_ACTIONS TO TAKE_
1. Copy the passage of the AJAX discussion word for word, starting at the words "Pretty much what" and ending after the words "with JS enabled.".
2. Quote the records exactly, from their first line through the line containing "- menu-view[interactable]: View: [114, 36, 146, 53]", with that line included.

_PAGE TEXT_
((

Pretty much what I was going to suggest. Use AJAX to call a PHP script that will load what you want for the JS version and replace the old stuff on the page. It will only work with JS enabled.
Thanks AlienWebguy, I have two questions about this approach. Do you think the content inside #container would still be crawl-able by spiders. If not, that would be an issue. Also, I worry about using jquery plugins that use the document ready function to trigger the functions. I dont think content pulled into #container via ajax would be able to use $(document).ready(function() { since it would have already fired before the content is pulled in? My goal would be to maintain SEO, and ability to use the jquery plugins I currently use without any alterations.
No, it will not be crawlable by spiders - no ajax call will pull in crawlable data. Regarding the document.ready, it will work, don't worry :)

))

_MATERIALS PROVIDED_

((

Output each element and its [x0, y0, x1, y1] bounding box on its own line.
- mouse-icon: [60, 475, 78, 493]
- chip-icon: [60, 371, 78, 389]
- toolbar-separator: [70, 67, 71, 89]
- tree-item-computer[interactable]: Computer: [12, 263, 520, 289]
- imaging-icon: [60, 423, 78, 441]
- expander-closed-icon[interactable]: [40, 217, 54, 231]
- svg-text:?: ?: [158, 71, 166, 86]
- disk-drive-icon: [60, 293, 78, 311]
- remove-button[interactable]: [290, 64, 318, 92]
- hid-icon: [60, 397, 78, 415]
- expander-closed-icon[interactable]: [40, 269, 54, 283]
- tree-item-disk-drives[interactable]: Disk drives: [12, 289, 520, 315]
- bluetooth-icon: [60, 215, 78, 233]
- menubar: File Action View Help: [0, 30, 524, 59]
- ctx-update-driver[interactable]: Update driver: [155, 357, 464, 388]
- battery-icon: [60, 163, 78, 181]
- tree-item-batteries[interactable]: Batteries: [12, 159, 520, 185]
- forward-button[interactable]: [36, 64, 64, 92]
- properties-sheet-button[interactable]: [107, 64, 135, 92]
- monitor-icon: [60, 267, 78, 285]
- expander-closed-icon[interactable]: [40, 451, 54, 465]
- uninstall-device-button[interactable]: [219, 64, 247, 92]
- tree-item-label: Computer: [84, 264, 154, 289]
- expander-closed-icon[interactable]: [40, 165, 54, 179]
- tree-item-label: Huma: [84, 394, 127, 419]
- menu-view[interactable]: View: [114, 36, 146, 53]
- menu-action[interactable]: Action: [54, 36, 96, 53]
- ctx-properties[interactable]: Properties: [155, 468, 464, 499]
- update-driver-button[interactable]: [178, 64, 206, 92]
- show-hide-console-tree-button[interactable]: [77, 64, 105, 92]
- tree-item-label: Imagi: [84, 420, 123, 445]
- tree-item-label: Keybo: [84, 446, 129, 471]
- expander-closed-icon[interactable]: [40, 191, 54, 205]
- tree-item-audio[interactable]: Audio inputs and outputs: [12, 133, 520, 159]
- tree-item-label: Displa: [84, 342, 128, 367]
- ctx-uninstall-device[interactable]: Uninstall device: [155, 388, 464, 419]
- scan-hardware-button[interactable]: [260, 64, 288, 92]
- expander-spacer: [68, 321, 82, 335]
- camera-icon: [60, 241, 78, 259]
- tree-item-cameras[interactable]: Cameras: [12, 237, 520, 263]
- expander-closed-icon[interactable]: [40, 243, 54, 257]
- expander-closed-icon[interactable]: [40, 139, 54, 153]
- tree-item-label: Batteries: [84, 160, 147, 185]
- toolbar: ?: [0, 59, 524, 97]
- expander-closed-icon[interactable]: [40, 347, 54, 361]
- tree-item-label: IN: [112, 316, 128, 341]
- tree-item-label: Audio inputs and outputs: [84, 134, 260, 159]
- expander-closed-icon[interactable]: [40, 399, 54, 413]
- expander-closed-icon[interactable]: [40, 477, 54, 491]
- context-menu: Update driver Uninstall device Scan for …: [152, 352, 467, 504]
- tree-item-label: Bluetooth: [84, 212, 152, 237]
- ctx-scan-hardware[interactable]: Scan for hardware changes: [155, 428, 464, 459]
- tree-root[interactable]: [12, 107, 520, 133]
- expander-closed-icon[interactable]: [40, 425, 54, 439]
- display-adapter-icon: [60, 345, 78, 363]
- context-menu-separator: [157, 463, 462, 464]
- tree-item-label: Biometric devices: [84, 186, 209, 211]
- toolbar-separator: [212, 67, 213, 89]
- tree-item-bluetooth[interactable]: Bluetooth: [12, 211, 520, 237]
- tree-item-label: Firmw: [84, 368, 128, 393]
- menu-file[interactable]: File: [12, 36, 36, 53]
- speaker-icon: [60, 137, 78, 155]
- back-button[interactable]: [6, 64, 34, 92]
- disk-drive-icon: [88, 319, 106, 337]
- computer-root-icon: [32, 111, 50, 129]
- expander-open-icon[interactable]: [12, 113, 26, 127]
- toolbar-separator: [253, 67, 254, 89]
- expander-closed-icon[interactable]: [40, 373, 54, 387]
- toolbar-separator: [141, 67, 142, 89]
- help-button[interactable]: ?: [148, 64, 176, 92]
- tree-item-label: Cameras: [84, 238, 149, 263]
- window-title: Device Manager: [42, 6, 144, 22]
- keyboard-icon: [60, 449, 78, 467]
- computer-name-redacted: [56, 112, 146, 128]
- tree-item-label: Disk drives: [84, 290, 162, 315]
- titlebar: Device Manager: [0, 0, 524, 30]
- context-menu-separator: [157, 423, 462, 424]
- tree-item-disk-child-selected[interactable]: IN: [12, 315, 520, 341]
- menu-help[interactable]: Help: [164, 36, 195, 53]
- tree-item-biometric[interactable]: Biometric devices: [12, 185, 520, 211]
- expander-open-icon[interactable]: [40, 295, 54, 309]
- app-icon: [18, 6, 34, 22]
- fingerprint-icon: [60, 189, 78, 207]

))

_TASK-BY-TASK ANSWERS_
1.
Pretty much what I was going to suggest. Use AJAX to call a PHP script that will load what you want for the JS version and replace the old stuff on the page. It will only work with JS enabled.

2.
Output each element and its [x0, y0, x1, y1] bounding box on its own line.
- mouse-icon: [60, 475, 78, 493]
- chip-icon: [60, 371, 78, 389]
- toolbar-separator: [70, 67, 71, 89]
- tree-item-computer[interactable]: Computer: [12, 263, 520, 289]
- imaging-icon: [60, 423, 78, 441]
- expander-closed-icon[interactable]: [40, 217, 54, 231]
- svg-text:?: ?: [158, 71, 166, 86]
- disk-drive-icon: [60, 293, 78, 311]
- remove-button[interactable]: [290, 64, 318, 92]
- hid-icon: [60, 397, 78, 415]
- expander-closed-icon[interactable]: [40, 269, 54, 283]
- tree-item-disk-drives[interactable]: Disk drives: [12, 289, 520, 315]
- bluetooth-icon: [60, 215, 78, 233]
- menubar: File Action View Help: [0, 30, 524, 59]
- ctx-update-driver[interactable]: Update driver: [155, 357, 464, 388]
- battery-icon: [60, 163, 78, 181]
- tree-item-batteries[interactable]: Batteries: [12, 159, 520, 185]
- forward-button[interactable]: [36, 64, 64, 92]
- properties-sheet-button[interactable]: [107, 64, 135, 92]
- monitor-icon: [60, 267, 78, 285]
- expander-closed-icon[interactable]: [40, 451, 54, 465]
- uninstall-device-button[interactable]: [219, 64, 247, 92]
- tree-item-label: Computer: [84, 264, 154, 289]
- expander-closed-icon[interactable]: [40, 165, 54, 179]
- tree-item-label: Huma: [84, 394, 127, 419]
- menu-view[interactable]: View: [114, 36, 146, 53]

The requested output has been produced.